Segment Open
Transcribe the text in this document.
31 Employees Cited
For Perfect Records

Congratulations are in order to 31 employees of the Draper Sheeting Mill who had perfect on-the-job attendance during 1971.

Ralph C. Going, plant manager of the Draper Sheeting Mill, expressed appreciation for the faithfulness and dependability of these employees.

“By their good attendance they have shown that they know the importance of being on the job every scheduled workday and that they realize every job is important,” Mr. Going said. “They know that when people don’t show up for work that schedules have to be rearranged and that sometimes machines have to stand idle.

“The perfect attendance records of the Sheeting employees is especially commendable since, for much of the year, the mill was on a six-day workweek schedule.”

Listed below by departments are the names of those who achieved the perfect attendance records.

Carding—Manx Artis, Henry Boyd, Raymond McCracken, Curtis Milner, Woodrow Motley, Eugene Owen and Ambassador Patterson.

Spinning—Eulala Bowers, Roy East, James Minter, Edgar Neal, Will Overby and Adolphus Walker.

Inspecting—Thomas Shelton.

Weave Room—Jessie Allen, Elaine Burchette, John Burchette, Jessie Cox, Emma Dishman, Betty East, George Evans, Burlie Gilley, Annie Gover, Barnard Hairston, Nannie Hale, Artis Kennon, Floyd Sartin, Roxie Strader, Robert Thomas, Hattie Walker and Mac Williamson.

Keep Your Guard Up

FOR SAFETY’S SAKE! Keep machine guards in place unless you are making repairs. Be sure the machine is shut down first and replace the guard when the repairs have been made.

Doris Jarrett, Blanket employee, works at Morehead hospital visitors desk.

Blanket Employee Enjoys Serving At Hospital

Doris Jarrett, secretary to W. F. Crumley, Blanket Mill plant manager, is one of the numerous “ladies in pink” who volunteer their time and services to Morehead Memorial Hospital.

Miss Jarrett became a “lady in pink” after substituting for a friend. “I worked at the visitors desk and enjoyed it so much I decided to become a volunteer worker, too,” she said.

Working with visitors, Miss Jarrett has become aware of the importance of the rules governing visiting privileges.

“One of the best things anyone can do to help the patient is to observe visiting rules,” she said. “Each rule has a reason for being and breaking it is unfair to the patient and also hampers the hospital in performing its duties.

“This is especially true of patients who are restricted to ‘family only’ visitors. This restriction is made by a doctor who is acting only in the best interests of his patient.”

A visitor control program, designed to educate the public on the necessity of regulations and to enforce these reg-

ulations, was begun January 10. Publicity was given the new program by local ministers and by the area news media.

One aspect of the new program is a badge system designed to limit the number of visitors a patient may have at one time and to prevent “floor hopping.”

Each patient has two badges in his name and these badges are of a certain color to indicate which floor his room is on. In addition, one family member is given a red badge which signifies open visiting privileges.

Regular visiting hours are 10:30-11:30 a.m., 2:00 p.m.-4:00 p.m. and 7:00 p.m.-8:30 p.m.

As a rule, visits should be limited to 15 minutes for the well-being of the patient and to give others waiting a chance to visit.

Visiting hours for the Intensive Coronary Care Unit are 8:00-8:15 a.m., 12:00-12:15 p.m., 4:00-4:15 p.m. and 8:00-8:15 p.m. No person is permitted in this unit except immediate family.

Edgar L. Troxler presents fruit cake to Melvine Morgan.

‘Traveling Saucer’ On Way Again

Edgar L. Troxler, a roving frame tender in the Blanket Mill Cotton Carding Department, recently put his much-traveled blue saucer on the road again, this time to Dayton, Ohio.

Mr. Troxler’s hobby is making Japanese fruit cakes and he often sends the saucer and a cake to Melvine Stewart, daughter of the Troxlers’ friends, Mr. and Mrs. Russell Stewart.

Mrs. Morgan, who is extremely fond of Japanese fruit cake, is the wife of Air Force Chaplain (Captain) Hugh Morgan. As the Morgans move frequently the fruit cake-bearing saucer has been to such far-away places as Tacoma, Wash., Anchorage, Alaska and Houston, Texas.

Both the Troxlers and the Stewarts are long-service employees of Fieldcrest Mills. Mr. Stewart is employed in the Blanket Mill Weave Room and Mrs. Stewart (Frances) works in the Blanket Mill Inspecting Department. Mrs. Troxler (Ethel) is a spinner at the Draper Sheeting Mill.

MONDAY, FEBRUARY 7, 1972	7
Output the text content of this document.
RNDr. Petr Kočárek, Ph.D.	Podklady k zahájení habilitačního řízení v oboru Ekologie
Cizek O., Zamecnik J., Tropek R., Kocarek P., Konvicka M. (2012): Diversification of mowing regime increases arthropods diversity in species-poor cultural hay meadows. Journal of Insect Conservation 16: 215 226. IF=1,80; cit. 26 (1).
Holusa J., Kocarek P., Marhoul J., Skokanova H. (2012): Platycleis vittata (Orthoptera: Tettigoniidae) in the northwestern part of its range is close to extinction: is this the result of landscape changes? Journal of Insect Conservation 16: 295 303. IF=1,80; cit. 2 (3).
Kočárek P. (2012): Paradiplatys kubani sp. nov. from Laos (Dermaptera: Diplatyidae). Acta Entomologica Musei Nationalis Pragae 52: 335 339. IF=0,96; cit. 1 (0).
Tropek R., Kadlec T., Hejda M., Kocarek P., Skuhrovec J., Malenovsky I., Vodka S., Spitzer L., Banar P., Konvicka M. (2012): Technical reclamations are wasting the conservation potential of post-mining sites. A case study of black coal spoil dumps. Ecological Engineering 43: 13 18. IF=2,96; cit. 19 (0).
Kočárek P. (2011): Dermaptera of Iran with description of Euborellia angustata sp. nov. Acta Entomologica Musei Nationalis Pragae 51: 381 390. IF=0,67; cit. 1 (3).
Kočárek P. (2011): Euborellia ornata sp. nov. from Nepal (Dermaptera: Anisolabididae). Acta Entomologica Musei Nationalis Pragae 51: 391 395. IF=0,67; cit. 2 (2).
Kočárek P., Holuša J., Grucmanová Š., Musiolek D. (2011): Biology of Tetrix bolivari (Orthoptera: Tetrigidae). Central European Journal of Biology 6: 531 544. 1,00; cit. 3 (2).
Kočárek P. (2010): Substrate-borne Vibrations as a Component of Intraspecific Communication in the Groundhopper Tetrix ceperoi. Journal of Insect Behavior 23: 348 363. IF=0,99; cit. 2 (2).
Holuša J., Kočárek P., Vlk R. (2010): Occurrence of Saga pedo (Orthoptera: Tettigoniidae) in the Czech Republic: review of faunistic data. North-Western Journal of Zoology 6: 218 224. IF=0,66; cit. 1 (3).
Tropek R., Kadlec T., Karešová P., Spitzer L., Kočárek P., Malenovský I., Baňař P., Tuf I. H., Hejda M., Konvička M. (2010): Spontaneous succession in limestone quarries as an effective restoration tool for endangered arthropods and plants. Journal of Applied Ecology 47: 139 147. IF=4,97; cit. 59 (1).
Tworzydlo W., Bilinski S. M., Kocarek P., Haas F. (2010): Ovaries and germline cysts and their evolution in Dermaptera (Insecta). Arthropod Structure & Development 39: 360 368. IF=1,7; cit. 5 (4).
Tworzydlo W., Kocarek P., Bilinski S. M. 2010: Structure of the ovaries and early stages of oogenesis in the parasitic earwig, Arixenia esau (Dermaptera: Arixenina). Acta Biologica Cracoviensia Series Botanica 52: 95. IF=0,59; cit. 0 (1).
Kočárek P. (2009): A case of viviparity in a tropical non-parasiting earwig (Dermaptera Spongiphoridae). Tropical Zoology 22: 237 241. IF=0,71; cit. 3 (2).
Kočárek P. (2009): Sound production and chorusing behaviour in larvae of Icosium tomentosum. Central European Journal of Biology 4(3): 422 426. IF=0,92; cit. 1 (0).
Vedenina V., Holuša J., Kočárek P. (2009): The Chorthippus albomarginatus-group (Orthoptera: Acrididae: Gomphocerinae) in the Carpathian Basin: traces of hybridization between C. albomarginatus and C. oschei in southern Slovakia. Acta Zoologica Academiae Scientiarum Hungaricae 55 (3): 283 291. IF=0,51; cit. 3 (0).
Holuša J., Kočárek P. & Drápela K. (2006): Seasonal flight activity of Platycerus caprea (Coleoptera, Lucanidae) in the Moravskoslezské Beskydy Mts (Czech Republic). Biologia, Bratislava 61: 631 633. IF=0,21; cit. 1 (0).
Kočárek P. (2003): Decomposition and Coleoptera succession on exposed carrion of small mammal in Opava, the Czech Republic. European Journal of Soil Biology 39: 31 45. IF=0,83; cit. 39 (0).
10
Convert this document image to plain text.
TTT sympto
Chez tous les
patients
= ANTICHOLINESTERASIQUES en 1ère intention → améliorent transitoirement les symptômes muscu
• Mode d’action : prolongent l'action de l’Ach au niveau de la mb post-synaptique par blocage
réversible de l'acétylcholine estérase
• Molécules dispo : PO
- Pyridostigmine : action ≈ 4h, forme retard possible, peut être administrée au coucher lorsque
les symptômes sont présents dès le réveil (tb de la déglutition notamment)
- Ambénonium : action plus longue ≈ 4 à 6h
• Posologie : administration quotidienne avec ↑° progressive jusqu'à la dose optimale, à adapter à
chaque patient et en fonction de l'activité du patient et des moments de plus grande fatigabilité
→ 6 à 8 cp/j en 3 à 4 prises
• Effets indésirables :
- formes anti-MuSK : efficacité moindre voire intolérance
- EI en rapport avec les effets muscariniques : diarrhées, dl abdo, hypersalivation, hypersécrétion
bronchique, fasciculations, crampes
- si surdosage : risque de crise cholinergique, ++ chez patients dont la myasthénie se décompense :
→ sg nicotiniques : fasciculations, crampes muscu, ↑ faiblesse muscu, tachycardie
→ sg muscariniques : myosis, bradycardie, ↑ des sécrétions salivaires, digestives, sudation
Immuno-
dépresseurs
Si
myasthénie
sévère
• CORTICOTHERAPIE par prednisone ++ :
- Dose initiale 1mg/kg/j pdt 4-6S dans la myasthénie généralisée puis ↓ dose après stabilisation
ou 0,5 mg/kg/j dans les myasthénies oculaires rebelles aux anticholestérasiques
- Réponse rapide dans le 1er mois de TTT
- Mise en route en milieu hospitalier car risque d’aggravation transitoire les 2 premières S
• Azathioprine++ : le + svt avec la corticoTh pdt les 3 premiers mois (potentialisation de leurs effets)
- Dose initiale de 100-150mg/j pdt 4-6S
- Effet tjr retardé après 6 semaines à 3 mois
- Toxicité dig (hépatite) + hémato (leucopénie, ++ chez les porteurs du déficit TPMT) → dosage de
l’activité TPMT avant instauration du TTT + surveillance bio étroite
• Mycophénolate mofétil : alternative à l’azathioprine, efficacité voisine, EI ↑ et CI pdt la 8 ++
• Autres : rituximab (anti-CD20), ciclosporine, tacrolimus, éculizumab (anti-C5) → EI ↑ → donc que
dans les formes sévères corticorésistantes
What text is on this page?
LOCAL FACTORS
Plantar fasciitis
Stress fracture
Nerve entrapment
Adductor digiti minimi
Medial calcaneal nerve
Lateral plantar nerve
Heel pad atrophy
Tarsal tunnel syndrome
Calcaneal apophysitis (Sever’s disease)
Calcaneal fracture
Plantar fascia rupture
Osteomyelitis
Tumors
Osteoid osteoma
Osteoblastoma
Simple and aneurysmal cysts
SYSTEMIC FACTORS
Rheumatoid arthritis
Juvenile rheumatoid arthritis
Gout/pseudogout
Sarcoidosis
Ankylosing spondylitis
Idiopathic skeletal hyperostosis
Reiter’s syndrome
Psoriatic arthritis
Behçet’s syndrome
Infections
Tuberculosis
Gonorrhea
Segment Closed
◆ Task ◆
Copy out, from the records above, every line that holds the string "cysts".

◆ Reply to the exercise ◆
Tworzydlo W., Bilinski S. M., Kocarek P., Haas F. (2010): Ovaries and germline cysts and their evolution in Dermaptera (Insecta). Arthropod Structure & Development 39: 360 368. IF=1,7; cit. 5 (4).
Simple and aneurysmal cysts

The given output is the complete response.